**Work required**. Search the listing for "Psicologia" and copy every line where it appears.

**Provided data**.
-- begin --
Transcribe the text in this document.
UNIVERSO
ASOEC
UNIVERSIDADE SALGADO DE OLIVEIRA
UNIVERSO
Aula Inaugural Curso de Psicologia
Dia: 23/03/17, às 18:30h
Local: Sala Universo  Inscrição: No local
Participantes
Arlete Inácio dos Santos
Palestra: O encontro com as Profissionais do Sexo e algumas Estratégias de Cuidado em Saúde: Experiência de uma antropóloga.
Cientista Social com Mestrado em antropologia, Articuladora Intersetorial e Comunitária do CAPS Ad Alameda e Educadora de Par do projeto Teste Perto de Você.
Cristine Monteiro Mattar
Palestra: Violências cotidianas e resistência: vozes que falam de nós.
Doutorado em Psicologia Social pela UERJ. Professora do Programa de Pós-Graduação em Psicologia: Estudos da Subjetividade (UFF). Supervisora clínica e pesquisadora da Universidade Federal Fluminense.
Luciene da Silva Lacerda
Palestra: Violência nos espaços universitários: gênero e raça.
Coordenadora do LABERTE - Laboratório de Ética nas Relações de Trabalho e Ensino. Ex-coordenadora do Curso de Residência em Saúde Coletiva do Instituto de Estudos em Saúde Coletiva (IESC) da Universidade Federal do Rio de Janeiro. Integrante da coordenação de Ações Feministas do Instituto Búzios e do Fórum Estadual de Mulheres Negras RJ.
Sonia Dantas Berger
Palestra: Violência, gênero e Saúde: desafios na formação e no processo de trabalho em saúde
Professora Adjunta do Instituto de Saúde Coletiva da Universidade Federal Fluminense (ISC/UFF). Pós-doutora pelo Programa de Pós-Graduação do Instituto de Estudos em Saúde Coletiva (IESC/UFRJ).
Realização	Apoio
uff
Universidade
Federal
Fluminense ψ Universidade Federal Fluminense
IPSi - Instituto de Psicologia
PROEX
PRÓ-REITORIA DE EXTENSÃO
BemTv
-- end --
**Expected answer**.
Aula Inaugural Curso de Psicologia
Doutorado em Psicologia Social pela UERJ. Professora do Programa de Pós-Graduação em Psicologia: Estudos da Subjetividade (UFF). Supervisora clínica e pesquisadora da Universidade Federal Fluminense.
IPSi - Instituto de Psicologia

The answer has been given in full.